> **RECORD LIST**:
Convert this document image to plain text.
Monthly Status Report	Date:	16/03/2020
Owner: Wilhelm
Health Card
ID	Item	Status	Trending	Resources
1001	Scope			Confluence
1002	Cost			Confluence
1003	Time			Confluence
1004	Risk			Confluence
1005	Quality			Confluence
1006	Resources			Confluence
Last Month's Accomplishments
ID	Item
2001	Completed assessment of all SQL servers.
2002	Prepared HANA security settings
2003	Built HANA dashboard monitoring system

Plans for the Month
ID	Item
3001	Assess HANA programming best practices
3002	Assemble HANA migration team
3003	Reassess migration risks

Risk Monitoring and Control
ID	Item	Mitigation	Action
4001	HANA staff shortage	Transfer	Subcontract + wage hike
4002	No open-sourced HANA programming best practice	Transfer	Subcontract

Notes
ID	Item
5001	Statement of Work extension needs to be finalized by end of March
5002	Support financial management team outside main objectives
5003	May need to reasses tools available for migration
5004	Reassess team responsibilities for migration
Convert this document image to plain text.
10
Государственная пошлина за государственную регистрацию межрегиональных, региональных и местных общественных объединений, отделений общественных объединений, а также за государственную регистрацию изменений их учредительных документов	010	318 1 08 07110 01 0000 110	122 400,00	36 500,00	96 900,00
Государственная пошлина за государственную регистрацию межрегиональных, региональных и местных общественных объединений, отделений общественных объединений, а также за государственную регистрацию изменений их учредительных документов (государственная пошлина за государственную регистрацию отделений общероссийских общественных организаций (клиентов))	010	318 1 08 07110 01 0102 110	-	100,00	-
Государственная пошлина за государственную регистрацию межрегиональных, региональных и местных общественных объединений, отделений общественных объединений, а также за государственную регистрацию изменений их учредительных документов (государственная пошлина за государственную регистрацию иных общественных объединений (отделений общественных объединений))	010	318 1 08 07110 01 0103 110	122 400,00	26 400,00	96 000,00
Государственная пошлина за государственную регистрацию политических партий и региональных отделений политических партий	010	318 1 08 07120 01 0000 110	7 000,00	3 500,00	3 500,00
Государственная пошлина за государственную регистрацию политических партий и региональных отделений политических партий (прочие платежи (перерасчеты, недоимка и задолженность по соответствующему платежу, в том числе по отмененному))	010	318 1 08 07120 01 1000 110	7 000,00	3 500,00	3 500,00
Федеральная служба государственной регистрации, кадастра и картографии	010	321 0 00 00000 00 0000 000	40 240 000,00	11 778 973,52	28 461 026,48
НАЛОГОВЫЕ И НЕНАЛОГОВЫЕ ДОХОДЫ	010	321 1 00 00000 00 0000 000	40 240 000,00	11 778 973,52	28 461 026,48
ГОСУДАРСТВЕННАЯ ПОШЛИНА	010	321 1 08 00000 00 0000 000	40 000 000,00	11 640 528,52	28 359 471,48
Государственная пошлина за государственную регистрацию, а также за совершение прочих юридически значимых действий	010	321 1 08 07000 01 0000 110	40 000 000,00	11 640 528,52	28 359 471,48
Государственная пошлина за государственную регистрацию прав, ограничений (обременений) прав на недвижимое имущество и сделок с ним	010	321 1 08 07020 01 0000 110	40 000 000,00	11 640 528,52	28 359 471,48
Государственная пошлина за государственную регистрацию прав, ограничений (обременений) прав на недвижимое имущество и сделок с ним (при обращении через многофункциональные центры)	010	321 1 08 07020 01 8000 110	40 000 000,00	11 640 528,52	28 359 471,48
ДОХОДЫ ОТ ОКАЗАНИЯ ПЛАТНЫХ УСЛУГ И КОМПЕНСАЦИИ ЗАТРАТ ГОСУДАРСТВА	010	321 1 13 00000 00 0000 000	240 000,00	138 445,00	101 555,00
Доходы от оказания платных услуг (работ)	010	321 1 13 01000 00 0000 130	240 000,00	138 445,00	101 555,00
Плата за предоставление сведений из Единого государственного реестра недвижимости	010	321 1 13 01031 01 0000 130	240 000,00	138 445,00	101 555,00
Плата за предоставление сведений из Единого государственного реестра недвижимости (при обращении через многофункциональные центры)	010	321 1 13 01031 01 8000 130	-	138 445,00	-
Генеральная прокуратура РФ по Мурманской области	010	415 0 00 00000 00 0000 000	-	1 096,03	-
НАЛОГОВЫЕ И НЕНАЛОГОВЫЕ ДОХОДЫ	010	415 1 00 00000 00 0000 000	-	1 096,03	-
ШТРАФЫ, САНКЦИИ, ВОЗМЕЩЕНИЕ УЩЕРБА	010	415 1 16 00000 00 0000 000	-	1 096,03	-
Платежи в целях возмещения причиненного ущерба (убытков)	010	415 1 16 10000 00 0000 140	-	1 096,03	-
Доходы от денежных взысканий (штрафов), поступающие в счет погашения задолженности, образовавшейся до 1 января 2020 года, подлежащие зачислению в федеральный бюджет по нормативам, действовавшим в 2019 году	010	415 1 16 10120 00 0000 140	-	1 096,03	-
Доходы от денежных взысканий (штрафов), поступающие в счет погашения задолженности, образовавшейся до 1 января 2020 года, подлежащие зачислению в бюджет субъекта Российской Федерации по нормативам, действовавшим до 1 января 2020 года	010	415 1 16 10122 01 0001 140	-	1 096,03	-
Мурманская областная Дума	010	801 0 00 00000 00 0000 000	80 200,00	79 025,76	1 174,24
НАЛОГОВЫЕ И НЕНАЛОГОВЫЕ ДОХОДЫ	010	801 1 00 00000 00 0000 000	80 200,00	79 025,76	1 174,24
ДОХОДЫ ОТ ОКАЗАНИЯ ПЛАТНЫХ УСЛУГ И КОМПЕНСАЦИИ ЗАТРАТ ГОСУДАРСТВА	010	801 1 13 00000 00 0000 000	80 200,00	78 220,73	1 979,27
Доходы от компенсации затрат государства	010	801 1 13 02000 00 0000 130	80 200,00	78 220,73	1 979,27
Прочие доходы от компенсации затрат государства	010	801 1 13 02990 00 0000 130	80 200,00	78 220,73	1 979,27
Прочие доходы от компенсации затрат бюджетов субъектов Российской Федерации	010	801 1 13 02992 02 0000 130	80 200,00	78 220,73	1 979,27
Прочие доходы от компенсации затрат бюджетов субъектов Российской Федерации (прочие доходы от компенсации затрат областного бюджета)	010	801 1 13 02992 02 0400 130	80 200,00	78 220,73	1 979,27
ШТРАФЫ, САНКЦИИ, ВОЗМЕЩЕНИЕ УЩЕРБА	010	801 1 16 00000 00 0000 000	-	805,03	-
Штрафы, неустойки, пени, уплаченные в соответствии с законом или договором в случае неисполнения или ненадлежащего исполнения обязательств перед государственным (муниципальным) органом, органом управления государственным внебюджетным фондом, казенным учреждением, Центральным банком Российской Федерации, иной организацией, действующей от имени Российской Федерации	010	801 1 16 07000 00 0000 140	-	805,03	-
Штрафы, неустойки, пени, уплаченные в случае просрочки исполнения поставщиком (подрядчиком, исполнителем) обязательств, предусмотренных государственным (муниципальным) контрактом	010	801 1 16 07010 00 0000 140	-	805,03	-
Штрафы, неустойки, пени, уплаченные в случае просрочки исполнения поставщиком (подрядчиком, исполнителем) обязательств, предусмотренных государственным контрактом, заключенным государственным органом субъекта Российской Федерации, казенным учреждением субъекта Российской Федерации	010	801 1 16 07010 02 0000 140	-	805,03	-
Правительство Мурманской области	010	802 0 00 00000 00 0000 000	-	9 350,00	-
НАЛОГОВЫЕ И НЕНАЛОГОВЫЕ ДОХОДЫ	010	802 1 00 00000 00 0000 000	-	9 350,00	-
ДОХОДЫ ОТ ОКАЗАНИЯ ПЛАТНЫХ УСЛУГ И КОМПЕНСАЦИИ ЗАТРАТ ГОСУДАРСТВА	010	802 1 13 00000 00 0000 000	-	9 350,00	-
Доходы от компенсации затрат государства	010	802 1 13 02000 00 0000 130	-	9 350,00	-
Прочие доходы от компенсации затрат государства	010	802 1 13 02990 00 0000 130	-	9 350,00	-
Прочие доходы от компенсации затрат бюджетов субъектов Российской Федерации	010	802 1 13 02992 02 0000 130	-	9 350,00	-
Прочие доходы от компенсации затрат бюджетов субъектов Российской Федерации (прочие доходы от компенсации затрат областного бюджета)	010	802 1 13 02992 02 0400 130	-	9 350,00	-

> **REQUEST**: Return each line where "HANA" shows up.

> **ANSWER TO THE PROBLEM**:
2002	Prepared HANA security settings
2003	Built HANA dashboard monitoring system
3001	Assess HANA programming best practices
3002	Assemble HANA migration team
4001	HANA staff shortage	Transfer	Subcontract + wage hike
4002	No open-sourced HANA programming best practice	Transfer	Subcontract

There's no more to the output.